::: Supplied records

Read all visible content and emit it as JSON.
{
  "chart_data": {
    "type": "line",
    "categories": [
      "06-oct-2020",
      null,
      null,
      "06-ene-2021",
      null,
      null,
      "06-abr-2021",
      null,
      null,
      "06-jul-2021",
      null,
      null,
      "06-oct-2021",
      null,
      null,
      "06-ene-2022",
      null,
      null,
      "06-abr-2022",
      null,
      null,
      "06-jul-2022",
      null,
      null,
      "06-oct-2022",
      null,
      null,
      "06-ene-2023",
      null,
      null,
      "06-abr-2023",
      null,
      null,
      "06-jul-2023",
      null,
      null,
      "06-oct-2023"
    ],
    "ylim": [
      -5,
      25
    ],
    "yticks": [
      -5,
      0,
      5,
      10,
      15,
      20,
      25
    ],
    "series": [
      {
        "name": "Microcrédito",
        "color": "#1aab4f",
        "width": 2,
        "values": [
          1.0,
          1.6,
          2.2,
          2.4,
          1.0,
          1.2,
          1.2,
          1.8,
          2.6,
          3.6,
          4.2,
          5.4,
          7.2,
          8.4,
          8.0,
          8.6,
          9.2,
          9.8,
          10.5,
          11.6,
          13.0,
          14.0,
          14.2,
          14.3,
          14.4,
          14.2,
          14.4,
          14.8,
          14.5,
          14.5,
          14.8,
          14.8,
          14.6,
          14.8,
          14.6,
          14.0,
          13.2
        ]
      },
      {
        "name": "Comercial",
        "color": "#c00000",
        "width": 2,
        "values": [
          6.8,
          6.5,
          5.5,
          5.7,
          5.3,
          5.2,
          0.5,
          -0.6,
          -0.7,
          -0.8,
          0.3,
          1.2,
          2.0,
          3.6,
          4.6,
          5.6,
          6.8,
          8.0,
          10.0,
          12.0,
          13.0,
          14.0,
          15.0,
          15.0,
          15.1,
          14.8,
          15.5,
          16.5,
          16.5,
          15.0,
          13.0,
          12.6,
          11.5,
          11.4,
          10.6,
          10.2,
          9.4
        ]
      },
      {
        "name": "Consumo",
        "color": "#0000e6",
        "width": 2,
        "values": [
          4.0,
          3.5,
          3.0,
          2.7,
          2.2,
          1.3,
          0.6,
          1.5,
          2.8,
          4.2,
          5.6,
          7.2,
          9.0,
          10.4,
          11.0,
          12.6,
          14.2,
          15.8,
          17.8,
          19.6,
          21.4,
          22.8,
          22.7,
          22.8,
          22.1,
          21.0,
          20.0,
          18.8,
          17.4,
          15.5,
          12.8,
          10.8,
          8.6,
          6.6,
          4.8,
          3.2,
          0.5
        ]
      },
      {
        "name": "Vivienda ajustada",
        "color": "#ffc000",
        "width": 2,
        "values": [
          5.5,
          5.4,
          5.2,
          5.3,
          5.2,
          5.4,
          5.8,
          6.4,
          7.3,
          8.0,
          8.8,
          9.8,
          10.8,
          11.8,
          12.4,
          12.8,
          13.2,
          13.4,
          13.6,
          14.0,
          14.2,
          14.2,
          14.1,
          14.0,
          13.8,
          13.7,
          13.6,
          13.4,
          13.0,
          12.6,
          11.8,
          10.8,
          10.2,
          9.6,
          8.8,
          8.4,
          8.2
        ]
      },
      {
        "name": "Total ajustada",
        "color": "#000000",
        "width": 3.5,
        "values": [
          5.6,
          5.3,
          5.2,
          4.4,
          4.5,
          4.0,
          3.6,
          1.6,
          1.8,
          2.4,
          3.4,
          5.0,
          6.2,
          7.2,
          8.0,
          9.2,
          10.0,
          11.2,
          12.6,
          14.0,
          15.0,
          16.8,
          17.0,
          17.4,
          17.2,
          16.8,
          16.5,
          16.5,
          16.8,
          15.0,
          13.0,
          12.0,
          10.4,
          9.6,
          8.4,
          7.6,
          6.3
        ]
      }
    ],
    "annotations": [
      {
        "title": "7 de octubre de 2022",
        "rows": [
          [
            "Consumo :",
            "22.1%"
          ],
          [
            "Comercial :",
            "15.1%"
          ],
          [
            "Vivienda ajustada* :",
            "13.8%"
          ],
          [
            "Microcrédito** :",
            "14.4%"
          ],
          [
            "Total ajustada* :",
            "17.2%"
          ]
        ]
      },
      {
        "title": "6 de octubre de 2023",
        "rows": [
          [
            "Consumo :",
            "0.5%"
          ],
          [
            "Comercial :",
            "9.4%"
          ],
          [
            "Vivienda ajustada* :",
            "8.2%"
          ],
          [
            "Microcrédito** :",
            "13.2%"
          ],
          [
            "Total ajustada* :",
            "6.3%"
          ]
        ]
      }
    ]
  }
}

::::::

Every record shown above should be written out again exactly.

Answer in full:
Read all visible content and emit it as JSON.
{
  "chart_data": {
    "type": "line",
    "categories": [
      "06-oct-2020",
      null,
      null,
      "06-ene-2021",
      null,
      null,
      "06-abr-2021",
      null,
      null,
      "06-jul-2021",
      null,
      null,
      "06-oct-2021",
      null,
      null,
      "06-ene-2022",
      null,
      null,
      "06-abr-2022",
      null,
      null,
      "06-jul-2022",
      null,
      null,
      "06-oct-2022",
      null,
      null,
      "06-ene-2023",
      null,
      null,
      "06-abr-2023",
      null,
      null,
      "06-jul-2023",
      null,
      null,
      "06-oct-2023"
    ],
    "ylim": [
      -5,
      25
    ],
    "yticks": [
      -5,
      0,
      5,
      10,
      15,
      20,
      25
    ],
    "series": [
      {
        "name": "Microcrédito",
        "color": "#1aab4f",
        "width": 2,
        "values": [
          1.0,
          1.6,
          2.2,
          2.4,
          1.0,
          1.2,
          1.2,
          1.8,
          2.6,
          3.6,
          4.2,
          5.4,
          7.2,
          8.4,
          8.0,
          8.6,
          9.2,
          9.8,
          10.5,
          11.6,
          13.0,
          14.0,
          14.2,
          14.3,
          14.4,
          14.2,
          14.4,
          14.8,
          14.5,
          14.5,
          14.8,
          14.8,
          14.6,
          14.8,
          14.6,
          14.0,
          13.2
        ]
      },
      {
        "name": "Comercial",
        "color": "#c00000",
        "width": 2,
        "values": [
          6.8,
          6.5,
          5.5,
          5.7,
          5.3,
          5.2,
          0.5,
          -0.6,
          -0.7,
          -0.8,
          0.3,
          1.2,
          2.0,
          3.6,
          4.6,
          5.6,
          6.8,
          8.0,
          10.0,
          12.0,
          13.0,
          14.0,
          15.0,
          15.0,
          15.1,
          14.8,
          15.5,
          16.5,
          16.5,
          15.0,
          13.0,
          12.6,
          11.5,
          11.4,
          10.6,
          10.2,
          9.4
        ]
      },
      {
        "name": "Consumo",
        "color": "#0000e6",
        "width": 2,
        "values": [
          4.0,
          3.5,
          3.0,
          2.7,
          2.2,
          1.3,
          0.6,
          1.5,
          2.8,
          4.2,
          5.6,
          7.2,
          9.0,
          10.4,
          11.0,
          12.6,
          14.2,
          15.8,
          17.8,
          19.6,
          21.4,
          22.8,
          22.7,
          22.8,
          22.1,
          21.0,
          20.0,
          18.8,
          17.4,
          15.5,
          12.8,
          10.8,
          8.6,
          6.6,
          4.8,
          3.2,
          0.5
        ]
      },
      {
        "name": "Vivienda ajustada",
        "color": "#ffc000",
        "width": 2,
        "values": [
          5.5,
          5.4,
          5.2,
          5.3,
          5.2,
          5.4,
          5.8,
          6.4,
          7.3,
          8.0,
          8.8,
          9.8,
          10.8,
          11.8,
          12.4,
          12.8,
          13.2,
          13.4,
          13.6,
          14.0,
          14.2,
          14.2,
          14.1,
          14.0,
          13.8,
          13.7,
          13.6,
          13.4,
          13.0,
          12.6,
          11.8,
          10.8,
          10.2,
          9.6,
          8.8,
          8.4,
          8.2
        ]
      },
      {
        "name": "Total ajustada",
        "color": "#000000",
        "width": 3.5,
        "values": [
          5.6,
          5.3,
          5.2,
          4.4,
          4.5,
          4.0,
          3.6,
          1.6,
          1.8,
          2.4,
          3.4,
          5.0,
          6.2,
          7.2,
          8.0,
          9.2,
          10.0,
          11.2,
          12.6,
          14.0,
          15.0,
          16.8,
          17.0,
          17.4,
          17.2,
          16.8,
          16.5,
          16.5,
          16.8,
          15.0,
          13.0,
          12.0,
          10.4,
          9.6,
          8.4,
          7.6,
          6.3
        ]
      }
    ],
    "annotations": [
      {
        "title": "7 de octubre de 2022",
        "rows": [
          [
            "Consumo :",
            "22.1%"
          ],
          [
            "Comercial :",
            "15.1%"
          ],
          [
            "Vivienda ajustada* :",
            "13.8%"
          ],
          [
            "Microcrédito** :",
            "14.4%"
          ],
          [
            "Total ajustada* :",
            "17.2%"
          ]
        ]
      },
      {
        "title": "6 de octubre de 2023",
        "rows": [
          [
            "Consumo :",
            "0.5%"
          ],
          [
            "Comercial :",
            "9.4%"
          ],
          [
            "Vivienda ajustada* :",
            "8.2%"
          ],
          [
            "Microcrédito** :",
            "13.2%"
          ],
          [
            "Total ajustada* :",
            "6.3%"
          ]
        ]
      }
    ]
  }
}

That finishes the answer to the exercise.